Siégeant : Claudio MASCOTTO, président, Florence KRAUSKOPF, Jean-Marc VERNIORY, juges.

Au nom de la chambre administrative :

le greffier-juriste :

 

 

F. SCHEFFRE

 

 

le président siégeant :

 

 

C. MASCOTTO

 

 

Copie conforme de cet arrêt a été communiquée aux parties.

 

Genève, le 

 

 

 

 

 

 

la greffière :

 

 

 

 


 

Extraits de la loi sur le Tribunal fédéral du 17 juin 2005 (LTF - RS 173.110)
consultable sur le site: http://www.admin.ch/ch/f/rs/c173_110.html

Recours en matière de droit public
(art. 82 et ss LTF)

Recours constitutionnel subsidiaire
(art. 113 et ss LTF)

Art. 82 Principe

Le Tribunal fédéral connaît des recours :

a. contre les décisions rendues dans des causes de droit public ;

Art. 83 Exceptions

Le recours est irrecevable contre :

c. les décisions en matière de droit des étrangers qui concernent :

1. l’entrée en Suisse,

2. une autorisation à laquelle ni le droit fédéral ni le droit international ne donnent droit,

3. l’admission provisoire,

4. l’expulsion fondée sur l’art. 121, al. 2, de la Constitution ou le renvoi,

5. les dérogations aux conditions d’admission,

6. la prolongation d’une autorisation frontalière, le déplacement de la résidence dans un autre canton, le changement d’emploi du titulaire d’une autorisation frontalière et la délivrance de documents de voyage aux étrangers sans pièces de légitimation ;

d. les décisions en matière d’asile qui ont été rendues :

1. par le Tribunal administratif fédéral,

2. par une autorité cantonale précédente et dont l’objet porte sur une autorisation à laquelle ni le droit fédéral ni le droit international ne donnent droit ;

Art. 89 Qualité pour recourir

1 A qualité pour former un recours en matière de droit public quiconque :

a. a pris part à la procédure devant l’autorité précédente ou a été privé de la possibilité de le faire ;

b. est particulièrement atteint par la décision ou l’acte normatif attaqué, et

c. a un intérêt digne de protection à son annulation ou à sa modification.

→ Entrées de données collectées

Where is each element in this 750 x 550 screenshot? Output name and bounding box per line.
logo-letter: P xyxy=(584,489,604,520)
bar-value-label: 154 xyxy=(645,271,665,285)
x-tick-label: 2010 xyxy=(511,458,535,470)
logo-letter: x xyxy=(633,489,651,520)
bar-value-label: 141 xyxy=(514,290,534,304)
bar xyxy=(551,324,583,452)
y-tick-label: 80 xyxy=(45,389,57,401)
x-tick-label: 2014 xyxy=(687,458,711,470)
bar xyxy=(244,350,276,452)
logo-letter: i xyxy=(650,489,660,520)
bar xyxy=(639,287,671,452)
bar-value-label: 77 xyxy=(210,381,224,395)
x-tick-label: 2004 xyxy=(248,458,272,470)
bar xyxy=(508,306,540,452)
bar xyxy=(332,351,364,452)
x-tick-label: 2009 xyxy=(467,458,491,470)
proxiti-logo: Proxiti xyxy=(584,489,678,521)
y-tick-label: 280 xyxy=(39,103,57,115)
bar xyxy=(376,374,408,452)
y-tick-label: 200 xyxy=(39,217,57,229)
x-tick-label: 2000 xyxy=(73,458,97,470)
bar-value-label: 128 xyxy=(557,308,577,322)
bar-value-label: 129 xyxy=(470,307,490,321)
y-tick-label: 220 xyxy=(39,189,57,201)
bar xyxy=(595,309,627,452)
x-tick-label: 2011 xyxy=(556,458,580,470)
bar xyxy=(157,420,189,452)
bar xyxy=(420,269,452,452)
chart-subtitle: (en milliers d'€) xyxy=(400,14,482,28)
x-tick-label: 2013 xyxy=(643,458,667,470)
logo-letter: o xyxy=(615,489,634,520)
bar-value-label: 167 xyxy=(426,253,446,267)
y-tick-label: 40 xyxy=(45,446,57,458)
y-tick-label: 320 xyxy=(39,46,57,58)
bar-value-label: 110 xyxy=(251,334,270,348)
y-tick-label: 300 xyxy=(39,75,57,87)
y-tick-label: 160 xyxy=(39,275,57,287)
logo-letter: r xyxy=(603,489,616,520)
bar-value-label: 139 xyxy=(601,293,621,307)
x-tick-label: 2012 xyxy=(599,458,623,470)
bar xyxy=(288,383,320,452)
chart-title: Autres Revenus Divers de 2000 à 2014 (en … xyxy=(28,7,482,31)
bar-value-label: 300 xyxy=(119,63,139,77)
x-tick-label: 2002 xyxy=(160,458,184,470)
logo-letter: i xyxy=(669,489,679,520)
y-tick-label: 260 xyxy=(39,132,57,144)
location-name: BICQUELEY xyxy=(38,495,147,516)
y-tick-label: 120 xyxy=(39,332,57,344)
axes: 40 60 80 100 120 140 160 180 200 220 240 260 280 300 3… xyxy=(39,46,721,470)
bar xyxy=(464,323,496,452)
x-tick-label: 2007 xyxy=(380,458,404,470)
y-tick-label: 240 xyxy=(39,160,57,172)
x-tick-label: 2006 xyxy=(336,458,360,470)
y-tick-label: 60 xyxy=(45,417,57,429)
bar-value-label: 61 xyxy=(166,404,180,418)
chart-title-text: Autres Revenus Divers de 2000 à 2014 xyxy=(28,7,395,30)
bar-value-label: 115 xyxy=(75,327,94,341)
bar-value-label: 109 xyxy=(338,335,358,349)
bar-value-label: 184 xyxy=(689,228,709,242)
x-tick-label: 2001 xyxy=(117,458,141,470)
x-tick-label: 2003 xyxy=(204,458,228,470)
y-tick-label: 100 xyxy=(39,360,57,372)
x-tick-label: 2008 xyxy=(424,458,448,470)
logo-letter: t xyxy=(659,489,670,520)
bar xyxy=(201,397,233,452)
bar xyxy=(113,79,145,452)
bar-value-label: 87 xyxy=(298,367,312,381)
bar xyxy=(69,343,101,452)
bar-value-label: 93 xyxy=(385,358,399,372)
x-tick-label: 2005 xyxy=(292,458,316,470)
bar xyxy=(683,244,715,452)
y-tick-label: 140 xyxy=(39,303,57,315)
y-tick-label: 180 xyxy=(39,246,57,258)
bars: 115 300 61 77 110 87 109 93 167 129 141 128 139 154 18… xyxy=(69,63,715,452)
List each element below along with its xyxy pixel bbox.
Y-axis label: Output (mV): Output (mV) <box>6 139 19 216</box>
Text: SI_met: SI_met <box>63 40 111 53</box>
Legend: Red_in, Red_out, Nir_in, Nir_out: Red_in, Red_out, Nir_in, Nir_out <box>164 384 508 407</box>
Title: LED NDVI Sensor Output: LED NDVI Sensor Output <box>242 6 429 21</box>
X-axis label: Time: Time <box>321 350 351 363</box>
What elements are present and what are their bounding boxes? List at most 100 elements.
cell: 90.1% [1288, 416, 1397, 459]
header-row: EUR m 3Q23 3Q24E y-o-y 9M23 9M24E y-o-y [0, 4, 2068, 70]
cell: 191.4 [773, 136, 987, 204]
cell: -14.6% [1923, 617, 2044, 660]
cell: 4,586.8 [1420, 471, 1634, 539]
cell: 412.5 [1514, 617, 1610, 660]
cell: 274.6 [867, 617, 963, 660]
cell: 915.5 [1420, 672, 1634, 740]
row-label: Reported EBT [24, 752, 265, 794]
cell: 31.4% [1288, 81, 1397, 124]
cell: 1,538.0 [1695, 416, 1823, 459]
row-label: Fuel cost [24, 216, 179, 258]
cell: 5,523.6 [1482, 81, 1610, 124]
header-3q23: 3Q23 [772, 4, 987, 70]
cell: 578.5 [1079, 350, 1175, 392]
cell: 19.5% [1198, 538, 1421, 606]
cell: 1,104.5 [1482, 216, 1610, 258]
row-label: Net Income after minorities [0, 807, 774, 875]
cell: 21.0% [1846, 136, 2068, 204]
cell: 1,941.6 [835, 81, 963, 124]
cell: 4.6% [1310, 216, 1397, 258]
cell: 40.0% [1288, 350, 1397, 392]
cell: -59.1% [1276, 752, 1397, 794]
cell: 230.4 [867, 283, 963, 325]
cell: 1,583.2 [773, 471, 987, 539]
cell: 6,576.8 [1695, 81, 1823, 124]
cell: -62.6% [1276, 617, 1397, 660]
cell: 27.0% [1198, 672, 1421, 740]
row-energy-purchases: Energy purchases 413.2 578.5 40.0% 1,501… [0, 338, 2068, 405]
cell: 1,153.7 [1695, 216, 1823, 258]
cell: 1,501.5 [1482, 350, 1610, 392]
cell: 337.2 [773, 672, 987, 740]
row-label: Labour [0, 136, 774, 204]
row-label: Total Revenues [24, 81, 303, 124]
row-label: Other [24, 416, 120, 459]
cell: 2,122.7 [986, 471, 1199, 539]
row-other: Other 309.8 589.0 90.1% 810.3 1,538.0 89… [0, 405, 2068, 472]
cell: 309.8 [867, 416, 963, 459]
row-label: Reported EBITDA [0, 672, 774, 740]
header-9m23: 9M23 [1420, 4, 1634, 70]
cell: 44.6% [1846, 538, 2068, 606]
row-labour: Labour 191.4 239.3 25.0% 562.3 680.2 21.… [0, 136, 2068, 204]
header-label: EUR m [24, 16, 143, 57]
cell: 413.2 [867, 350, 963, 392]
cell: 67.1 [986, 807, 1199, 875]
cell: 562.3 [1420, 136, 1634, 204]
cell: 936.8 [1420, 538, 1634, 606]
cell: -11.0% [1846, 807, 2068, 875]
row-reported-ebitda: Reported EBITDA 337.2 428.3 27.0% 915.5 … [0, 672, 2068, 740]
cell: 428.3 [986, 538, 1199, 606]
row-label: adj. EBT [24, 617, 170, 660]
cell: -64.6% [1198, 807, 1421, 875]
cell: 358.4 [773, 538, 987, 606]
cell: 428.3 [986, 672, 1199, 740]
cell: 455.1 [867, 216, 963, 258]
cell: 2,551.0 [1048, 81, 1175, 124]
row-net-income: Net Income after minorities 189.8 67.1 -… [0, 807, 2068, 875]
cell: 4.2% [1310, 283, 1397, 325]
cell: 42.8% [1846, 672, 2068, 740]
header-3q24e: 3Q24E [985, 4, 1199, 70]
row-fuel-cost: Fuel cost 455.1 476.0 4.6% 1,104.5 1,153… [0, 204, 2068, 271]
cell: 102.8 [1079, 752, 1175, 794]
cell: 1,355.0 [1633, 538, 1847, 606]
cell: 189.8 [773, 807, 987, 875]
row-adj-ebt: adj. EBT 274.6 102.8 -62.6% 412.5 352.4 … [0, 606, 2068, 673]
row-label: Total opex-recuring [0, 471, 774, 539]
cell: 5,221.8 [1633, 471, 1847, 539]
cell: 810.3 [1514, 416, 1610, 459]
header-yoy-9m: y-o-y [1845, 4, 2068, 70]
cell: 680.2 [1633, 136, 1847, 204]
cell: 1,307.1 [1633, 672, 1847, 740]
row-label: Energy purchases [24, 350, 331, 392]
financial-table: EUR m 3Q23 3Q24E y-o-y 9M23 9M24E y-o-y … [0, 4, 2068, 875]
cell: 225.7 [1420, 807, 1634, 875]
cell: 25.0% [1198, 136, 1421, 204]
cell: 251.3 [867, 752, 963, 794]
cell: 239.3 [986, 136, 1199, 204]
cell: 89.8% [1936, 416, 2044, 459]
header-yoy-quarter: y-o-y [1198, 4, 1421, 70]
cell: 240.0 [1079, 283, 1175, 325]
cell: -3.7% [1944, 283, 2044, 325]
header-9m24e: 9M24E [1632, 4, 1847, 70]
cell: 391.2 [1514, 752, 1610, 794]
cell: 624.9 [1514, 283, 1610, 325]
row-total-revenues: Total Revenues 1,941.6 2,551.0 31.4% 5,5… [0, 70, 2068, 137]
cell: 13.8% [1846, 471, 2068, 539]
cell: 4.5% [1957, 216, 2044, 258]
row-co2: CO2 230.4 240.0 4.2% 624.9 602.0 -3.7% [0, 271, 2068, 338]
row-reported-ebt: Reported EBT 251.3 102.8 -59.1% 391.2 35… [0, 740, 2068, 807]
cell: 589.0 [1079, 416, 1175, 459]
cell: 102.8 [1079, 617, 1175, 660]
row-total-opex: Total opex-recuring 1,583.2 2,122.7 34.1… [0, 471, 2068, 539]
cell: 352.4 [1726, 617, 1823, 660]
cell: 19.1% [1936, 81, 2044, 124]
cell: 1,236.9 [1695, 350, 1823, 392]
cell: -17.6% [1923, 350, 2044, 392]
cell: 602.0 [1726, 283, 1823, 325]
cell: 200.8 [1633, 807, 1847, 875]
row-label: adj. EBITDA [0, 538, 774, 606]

→ Problème à résoudre
Selon le texte à étudier, de quelle date est la loi sur le Tribunal fédéral dont des extraits sont reproduits ?

→ Solution proposée
Elle date du 17 juin 2005.